* _Problem statement_
Write the records out again, precisely as they stand.

* _Extracted entries_
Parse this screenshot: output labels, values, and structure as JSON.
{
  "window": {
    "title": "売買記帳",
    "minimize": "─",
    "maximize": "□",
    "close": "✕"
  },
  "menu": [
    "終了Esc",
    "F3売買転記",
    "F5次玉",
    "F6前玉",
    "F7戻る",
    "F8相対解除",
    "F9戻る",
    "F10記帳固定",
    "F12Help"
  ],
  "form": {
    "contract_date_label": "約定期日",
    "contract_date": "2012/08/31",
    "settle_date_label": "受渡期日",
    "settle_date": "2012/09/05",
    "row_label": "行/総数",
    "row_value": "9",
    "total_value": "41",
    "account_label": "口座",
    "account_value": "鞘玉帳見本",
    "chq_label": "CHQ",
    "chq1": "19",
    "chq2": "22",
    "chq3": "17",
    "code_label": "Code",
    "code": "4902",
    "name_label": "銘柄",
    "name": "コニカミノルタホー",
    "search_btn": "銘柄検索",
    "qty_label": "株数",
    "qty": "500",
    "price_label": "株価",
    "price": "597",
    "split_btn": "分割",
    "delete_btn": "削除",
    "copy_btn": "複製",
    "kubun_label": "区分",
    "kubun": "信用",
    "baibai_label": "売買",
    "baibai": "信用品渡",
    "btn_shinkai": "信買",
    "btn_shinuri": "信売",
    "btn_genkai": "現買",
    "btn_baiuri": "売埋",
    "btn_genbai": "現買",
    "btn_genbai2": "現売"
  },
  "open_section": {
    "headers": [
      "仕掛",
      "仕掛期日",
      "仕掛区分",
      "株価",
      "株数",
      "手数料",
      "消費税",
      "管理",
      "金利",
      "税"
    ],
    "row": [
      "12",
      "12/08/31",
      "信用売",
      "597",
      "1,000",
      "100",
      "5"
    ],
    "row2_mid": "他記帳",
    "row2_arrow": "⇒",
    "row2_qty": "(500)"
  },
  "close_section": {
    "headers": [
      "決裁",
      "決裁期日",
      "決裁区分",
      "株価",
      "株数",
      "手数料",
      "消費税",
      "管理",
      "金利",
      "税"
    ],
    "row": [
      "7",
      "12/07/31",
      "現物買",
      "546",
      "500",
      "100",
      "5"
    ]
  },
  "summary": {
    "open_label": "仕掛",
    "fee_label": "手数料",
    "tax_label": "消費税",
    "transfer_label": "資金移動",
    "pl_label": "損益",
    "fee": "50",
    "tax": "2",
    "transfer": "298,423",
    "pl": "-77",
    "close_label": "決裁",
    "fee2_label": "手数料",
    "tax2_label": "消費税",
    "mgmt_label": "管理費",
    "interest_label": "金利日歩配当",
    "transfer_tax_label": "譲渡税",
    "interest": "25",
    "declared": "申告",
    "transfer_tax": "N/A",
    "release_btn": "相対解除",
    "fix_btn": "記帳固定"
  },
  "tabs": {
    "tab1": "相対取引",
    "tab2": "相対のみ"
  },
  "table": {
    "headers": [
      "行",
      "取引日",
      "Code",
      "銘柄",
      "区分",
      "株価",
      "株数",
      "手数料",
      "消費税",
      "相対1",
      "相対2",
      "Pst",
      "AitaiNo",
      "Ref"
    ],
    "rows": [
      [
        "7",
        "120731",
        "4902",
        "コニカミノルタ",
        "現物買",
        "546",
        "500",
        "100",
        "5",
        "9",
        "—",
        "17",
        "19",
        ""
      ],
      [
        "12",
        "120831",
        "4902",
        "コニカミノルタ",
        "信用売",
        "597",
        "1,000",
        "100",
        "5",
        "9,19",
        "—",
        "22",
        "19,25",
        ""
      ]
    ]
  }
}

* _Solution for this problem_
Parse this screenshot: output labels, values, and structure as JSON.
{
  "window": {
    "title": "売買記帳",
    "minimize": "─",
    "maximize": "□",
    "close": "✕"
  },
  "menu": [
    "終了Esc",
    "F3売買転記",
    "F5次玉",
    "F6前玉",
    "F7戻る",
    "F8相対解除",
    "F9戻る",
    "F10記帳固定",
    "F12Help"
  ],
  "form": {
    "contract_date_label": "約定期日",
    "contract_date": "2012/08/31",
    "settle_date_label": "受渡期日",
    "settle_date": "2012/09/05",
    "row_label": "行/総数",
    "row_value": "9",
    "total_value": "41",
    "account_label": "口座",
    "account_value": "鞘玉帳見本",
    "chq_label": "CHQ",
    "chq1": "19",
    "chq2": "22",
    "chq3": "17",
    "code_label": "Code",
    "code": "4902",
    "name_label": "銘柄",
    "name": "コニカミノルタホー",
    "search_btn": "銘柄検索",
    "qty_label": "株数",
    "qty": "500",
    "price_label": "株価",
    "price": "597",
    "split_btn": "分割",
    "delete_btn": "削除",
    "copy_btn": "複製",
    "kubun_label": "区分",
    "kubun": "信用",
    "baibai_label": "売買",
    "baibai": "信用品渡",
    "btn_shinkai": "信買",
    "btn_shinuri": "信売",
    "btn_genkai": "現買",
    "btn_baiuri": "売埋",
    "btn_genbai": "現買",
    "btn_genbai2": "現売"
  },
  "open_section": {
    "headers": [
      "仕掛",
      "仕掛期日",
      "仕掛区分",
      "株価",
      "株数",
      "手数料",
      "消費税",
      "管理",
      "金利",
      "税"
    ],
    "row": [
      "12",
      "12/08/31",
      "信用売",
      "597",
      "1,000",
      "100",
      "5"
    ],
    "row2_mid": "他記帳",
    "row2_arrow": "⇒",
    "row2_qty": "(500)"
  },
  "close_section": {
    "headers": [
      "決裁",
      "決裁期日",
      "決裁区分",
      "株価",
      "株数",
      "手数料",
      "消費税",
      "管理",
      "金利",
      "税"
    ],
    "row": [
      "7",
      "12/07/31",
      "現物買",
      "546",
      "500",
      "100",
      "5"
    ]
  },
  "summary": {
    "open_label": "仕掛",
    "fee_label": "手数料",
    "tax_label": "消費税",
    "transfer_label": "資金移動",
    "pl_label": "損益",
    "fee": "50",
    "tax": "2",
    "transfer": "298,423",
    "pl": "-77",
    "close_label": "決裁",
    "fee2_label": "手数料",
    "tax2_label": "消費税",
    "mgmt_label": "管理費",
    "interest_label": "金利日歩配当",
    "transfer_tax_label": "譲渡税",
    "interest": "25",
    "declared": "申告",
    "transfer_tax": "N/A",
    "release_btn": "相対解除",
    "fix_btn": "記帳固定"
  },
  "tabs": {
    "tab1": "相対取引",
    "tab2": "相対のみ"
  },
  "table": {
    "headers": [
      "行",
      "取引日",
      "Code",
      "銘柄",
      "区分",
      "株価",
      "株数",
      "手数料",
      "消費税",
      "相対1",
      "相対2",
      "Pst",
      "AitaiNo",
      "Ref"
    ],
    "rows": [
      [
        "7",
        "120731",
        "4902",
        "コニカミノルタ",
        "現物買",
        "546",
        "500",
        "100",
        "5",
        "9",
        "—",
        "17",
        "19",
        ""
      ],
      [
        "12",
        "120831",
        "4902",
        "コニカミノルタ",
        "信用売",
        "597",
        "1,000",
        "100",
        "5",
        "9,19",
        "—",
        "22",
        "19,25",
        ""
      ]
    ]
  }
}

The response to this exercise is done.